◆ TASK DESCRIPTION ◆
Copy each line below that includes "text".

◆ PROVIDED INFORMATION ◆
::::
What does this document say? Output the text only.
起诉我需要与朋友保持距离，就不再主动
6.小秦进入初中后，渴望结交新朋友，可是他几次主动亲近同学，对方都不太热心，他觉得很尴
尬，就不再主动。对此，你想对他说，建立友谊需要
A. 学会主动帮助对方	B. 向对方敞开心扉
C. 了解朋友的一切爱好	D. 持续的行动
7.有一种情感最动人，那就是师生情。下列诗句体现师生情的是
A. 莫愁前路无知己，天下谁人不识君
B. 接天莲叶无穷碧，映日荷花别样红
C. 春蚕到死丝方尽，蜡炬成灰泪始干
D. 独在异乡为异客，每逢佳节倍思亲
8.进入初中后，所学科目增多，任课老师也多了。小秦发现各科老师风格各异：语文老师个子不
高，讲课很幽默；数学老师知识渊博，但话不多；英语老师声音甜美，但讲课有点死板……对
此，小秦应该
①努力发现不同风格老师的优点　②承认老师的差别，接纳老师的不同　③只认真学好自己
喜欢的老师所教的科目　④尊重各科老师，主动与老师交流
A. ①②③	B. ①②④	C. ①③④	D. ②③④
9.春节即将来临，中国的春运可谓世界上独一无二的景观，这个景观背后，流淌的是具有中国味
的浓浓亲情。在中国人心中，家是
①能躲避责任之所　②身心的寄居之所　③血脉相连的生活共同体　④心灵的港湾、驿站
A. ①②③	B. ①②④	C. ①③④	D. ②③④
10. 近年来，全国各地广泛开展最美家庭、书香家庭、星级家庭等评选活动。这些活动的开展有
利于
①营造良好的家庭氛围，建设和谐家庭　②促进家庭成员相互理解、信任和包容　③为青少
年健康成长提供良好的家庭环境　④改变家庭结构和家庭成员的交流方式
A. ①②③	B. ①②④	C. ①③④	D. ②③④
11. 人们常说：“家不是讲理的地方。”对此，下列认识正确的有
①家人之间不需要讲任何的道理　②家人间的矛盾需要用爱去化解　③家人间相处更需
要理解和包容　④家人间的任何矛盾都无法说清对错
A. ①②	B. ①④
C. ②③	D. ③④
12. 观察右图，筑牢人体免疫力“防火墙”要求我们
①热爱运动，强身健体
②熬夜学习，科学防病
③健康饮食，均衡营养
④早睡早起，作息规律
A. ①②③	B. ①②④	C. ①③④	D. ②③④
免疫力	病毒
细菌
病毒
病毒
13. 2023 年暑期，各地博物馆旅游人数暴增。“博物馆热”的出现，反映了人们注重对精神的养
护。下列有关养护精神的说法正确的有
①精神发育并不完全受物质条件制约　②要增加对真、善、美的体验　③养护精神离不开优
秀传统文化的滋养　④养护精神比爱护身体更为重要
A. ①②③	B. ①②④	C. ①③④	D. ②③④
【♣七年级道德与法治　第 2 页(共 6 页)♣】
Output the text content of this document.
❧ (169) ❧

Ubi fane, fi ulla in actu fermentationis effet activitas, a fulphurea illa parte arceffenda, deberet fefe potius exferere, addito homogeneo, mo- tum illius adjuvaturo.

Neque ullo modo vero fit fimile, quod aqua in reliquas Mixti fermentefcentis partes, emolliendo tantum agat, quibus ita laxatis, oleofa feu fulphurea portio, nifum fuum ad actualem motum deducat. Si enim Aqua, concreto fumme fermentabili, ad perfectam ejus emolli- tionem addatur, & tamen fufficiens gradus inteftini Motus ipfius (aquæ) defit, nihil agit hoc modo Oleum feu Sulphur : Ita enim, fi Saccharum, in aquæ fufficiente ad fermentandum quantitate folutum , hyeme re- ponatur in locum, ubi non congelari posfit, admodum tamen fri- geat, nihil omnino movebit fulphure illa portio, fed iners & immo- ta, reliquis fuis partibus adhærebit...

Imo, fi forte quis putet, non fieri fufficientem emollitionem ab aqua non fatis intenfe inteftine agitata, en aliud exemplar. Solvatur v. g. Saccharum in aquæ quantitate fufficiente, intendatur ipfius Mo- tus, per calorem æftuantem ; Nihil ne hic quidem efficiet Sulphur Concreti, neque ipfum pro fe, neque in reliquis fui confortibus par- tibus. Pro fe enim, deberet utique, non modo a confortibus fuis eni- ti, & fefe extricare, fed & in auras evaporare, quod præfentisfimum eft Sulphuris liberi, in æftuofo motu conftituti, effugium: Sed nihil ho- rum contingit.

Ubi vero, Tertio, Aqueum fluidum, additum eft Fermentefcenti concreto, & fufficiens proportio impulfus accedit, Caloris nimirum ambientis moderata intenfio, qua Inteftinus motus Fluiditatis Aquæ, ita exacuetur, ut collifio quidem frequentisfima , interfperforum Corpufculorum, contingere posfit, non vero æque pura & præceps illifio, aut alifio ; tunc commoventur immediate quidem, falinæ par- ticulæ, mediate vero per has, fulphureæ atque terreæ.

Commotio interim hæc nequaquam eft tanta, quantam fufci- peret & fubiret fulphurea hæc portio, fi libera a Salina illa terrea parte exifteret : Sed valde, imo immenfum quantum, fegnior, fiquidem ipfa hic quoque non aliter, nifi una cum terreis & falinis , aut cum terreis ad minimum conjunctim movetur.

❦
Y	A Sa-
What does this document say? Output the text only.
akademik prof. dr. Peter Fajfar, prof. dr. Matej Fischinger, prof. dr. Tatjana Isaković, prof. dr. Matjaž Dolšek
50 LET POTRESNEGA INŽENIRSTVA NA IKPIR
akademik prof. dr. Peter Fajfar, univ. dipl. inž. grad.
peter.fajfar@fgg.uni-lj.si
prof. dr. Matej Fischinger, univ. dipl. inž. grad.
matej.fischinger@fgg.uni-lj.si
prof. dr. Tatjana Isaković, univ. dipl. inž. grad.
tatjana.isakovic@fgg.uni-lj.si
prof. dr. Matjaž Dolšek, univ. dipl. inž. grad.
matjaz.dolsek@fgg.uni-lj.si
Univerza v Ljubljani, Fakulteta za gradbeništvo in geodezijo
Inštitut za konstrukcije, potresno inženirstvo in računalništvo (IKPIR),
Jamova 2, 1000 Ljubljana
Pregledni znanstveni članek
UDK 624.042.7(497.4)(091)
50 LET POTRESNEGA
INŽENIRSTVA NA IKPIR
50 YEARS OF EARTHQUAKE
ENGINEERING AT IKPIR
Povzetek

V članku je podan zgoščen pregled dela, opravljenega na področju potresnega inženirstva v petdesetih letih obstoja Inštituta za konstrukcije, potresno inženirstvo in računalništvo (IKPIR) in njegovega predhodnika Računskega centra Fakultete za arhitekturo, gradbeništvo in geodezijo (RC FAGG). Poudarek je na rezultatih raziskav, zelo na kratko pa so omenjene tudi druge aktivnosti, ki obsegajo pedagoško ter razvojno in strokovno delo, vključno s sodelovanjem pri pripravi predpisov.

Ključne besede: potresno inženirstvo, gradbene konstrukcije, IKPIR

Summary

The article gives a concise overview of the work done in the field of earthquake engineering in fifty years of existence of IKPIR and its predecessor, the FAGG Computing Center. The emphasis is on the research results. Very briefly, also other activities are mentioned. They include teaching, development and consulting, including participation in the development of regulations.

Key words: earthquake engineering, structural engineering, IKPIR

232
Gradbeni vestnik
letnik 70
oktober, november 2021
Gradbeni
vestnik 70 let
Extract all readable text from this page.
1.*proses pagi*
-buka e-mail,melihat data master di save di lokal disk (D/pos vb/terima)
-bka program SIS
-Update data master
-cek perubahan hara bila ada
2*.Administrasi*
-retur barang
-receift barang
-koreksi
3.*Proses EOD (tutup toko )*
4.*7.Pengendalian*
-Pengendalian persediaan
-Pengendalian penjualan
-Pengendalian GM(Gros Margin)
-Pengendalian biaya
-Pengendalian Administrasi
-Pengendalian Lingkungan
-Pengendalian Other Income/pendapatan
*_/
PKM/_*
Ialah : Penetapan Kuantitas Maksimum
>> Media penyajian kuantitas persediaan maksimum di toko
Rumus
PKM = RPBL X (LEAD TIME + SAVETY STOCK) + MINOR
::::
◆ COMPLETED TASK ◆
What does this document say? Output the text only.
Output the text content of this document.
What does this document say? Output the text only.
Extract all readable text from this page.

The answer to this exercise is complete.